**What you should do**: Spot every line with the word "text" and return it.

**Information supplied**:
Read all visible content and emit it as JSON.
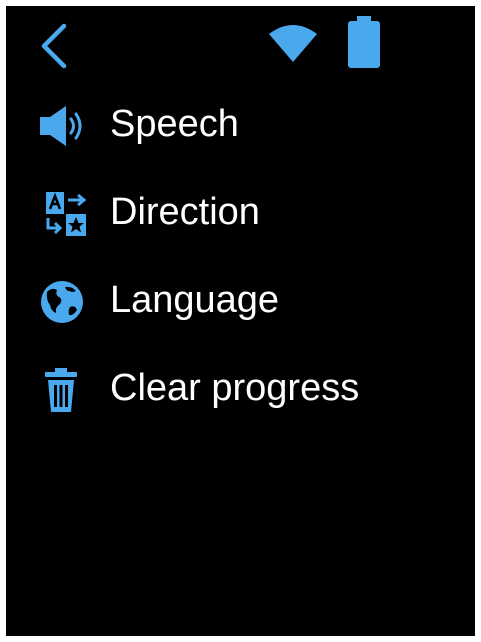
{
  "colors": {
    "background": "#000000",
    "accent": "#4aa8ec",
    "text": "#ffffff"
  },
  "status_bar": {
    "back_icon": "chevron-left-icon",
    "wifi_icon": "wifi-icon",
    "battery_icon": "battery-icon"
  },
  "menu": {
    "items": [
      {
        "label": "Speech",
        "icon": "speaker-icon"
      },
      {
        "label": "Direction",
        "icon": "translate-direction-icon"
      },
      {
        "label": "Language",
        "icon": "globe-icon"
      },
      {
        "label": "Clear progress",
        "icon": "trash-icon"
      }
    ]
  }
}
---
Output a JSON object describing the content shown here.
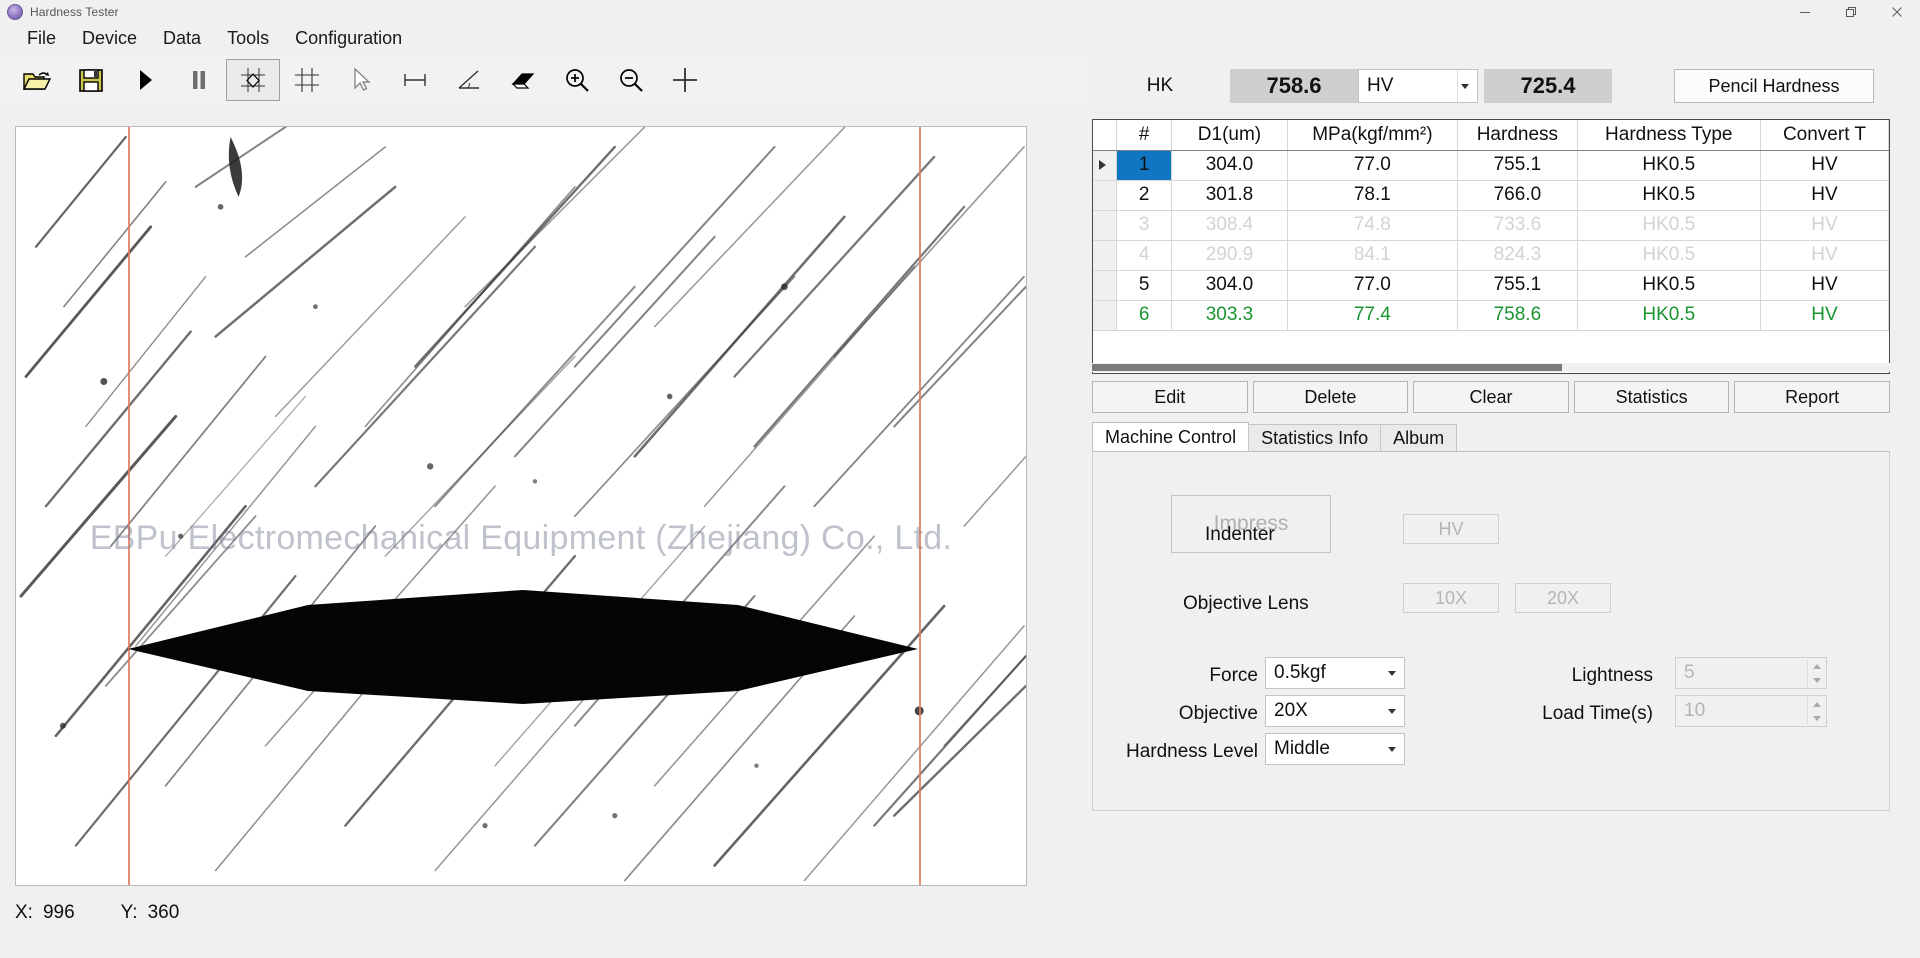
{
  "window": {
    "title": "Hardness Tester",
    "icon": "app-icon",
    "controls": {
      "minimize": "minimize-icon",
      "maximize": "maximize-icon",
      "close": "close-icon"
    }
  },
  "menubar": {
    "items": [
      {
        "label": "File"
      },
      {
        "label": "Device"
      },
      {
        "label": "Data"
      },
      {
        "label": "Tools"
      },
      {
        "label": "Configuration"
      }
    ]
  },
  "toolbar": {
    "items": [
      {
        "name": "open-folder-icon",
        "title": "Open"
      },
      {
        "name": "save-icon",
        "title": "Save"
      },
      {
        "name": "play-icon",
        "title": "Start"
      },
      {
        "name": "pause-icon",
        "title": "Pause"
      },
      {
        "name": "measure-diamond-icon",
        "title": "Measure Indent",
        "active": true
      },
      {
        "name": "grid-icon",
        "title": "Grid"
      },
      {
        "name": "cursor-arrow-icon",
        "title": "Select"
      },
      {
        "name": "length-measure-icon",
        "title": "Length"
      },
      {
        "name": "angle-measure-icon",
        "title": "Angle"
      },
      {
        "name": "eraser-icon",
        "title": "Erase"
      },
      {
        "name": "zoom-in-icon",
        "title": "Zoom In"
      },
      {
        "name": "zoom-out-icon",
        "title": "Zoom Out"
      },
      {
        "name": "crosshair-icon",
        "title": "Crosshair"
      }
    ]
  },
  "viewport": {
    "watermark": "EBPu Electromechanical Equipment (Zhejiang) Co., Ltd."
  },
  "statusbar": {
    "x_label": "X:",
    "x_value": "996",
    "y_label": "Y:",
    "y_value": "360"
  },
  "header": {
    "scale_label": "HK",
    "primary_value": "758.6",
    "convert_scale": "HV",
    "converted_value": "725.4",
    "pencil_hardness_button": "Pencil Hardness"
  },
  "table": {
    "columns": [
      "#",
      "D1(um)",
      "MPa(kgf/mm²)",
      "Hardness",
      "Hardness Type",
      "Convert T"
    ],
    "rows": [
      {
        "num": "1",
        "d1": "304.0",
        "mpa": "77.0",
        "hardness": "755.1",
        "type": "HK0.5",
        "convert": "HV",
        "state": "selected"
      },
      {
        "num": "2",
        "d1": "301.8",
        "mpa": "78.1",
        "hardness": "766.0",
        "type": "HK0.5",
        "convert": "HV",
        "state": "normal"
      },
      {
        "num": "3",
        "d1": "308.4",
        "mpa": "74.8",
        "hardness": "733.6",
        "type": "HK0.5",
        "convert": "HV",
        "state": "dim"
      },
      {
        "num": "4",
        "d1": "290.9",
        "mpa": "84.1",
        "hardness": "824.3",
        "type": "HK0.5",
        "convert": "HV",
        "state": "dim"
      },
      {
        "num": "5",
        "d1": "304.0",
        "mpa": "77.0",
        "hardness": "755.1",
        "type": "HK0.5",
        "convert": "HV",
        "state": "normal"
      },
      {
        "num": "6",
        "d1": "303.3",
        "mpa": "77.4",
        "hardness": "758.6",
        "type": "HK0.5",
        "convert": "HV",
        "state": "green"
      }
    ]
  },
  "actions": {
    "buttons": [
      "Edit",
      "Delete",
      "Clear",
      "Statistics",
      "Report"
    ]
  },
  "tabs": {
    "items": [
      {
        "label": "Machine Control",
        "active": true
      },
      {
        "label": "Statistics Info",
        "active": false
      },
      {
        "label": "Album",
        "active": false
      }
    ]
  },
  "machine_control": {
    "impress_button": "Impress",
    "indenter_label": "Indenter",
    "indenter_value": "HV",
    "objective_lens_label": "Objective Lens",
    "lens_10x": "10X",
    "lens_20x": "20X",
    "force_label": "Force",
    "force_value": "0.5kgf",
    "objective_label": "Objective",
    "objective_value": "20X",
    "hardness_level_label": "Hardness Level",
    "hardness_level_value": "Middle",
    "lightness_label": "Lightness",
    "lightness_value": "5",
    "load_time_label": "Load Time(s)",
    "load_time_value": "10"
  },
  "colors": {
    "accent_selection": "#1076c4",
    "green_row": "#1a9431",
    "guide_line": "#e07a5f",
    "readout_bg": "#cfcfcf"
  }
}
...
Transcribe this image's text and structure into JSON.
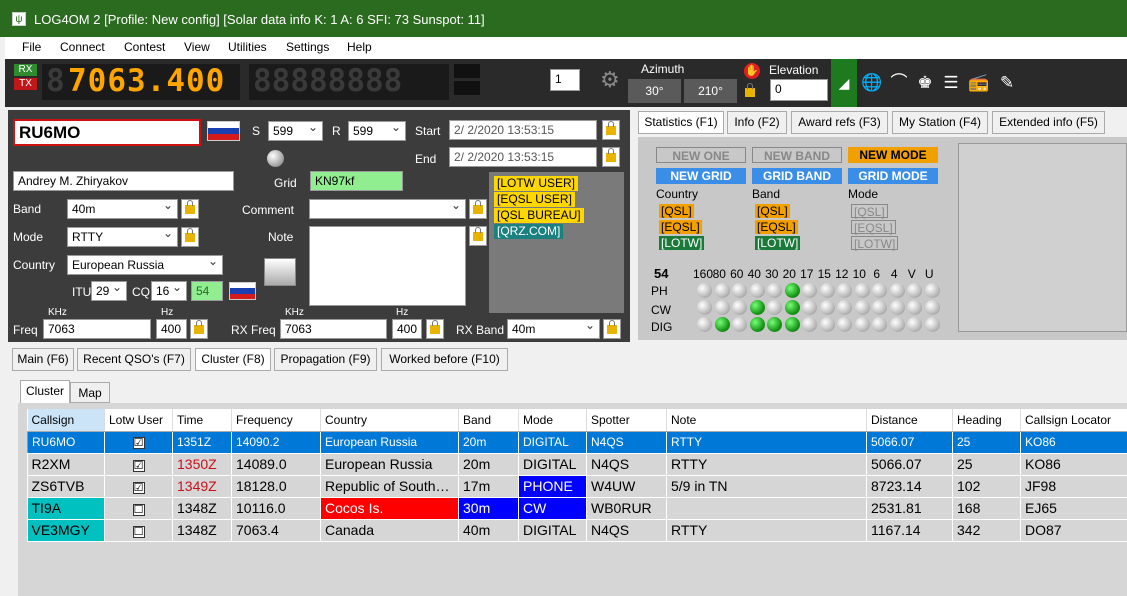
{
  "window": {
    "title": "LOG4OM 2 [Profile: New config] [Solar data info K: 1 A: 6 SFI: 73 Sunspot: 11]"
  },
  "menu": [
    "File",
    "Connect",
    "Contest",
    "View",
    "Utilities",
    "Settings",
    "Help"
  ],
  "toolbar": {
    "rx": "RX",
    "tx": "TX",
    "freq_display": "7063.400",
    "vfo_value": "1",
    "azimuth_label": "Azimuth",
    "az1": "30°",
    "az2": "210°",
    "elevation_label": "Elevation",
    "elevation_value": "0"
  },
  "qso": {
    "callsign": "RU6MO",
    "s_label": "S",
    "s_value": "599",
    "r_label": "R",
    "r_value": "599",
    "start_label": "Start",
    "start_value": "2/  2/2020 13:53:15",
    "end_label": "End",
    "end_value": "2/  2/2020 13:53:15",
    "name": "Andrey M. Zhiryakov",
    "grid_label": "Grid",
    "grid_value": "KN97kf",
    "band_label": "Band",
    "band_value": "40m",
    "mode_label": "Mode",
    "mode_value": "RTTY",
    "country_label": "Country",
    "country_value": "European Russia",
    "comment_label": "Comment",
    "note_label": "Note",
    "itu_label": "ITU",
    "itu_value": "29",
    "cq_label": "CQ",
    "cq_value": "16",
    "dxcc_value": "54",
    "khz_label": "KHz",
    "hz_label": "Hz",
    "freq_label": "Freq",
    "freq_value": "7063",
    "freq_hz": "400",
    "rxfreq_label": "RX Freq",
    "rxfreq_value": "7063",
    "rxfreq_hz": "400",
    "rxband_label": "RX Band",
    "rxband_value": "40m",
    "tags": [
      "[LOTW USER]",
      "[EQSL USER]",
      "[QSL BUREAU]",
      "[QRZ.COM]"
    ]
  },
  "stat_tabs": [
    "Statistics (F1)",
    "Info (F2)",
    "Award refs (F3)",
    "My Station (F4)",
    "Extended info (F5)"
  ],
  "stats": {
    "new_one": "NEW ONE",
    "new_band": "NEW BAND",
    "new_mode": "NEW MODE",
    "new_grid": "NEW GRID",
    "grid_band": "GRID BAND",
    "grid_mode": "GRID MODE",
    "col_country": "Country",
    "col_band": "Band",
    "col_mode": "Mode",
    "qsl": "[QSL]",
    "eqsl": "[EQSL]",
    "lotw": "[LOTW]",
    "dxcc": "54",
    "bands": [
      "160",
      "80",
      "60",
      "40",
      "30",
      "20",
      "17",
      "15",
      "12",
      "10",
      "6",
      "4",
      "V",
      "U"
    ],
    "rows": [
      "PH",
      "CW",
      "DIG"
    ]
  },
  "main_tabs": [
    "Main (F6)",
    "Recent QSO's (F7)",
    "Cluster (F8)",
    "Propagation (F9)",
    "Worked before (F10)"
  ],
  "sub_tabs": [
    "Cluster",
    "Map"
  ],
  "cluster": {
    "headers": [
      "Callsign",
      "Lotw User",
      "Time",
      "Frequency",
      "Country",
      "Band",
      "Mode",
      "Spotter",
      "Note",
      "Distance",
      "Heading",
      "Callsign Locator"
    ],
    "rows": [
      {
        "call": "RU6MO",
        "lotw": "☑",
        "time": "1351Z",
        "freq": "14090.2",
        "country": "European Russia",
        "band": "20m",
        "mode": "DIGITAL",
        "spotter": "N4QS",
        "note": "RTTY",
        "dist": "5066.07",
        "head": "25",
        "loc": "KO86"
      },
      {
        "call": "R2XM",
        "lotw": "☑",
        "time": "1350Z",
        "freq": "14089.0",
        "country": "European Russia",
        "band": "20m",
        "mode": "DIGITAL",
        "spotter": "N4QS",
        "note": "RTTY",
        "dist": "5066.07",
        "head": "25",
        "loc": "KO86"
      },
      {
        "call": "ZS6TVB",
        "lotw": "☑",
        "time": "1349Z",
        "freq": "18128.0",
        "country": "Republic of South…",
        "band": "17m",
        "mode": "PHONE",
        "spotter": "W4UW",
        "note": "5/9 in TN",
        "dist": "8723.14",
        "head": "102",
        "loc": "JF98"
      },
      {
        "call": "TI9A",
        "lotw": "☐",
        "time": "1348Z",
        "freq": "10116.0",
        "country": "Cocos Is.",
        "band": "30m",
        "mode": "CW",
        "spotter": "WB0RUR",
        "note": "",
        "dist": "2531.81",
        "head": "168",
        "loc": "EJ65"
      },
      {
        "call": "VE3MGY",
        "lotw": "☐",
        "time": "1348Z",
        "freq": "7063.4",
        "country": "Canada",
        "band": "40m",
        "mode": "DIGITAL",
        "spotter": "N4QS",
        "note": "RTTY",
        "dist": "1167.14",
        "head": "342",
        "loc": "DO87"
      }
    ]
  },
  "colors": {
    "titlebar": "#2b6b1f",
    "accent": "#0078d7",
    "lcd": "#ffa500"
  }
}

**Problem solution**:
    "text": "#ffffff"
Transcribe this image's text and structure into JSON.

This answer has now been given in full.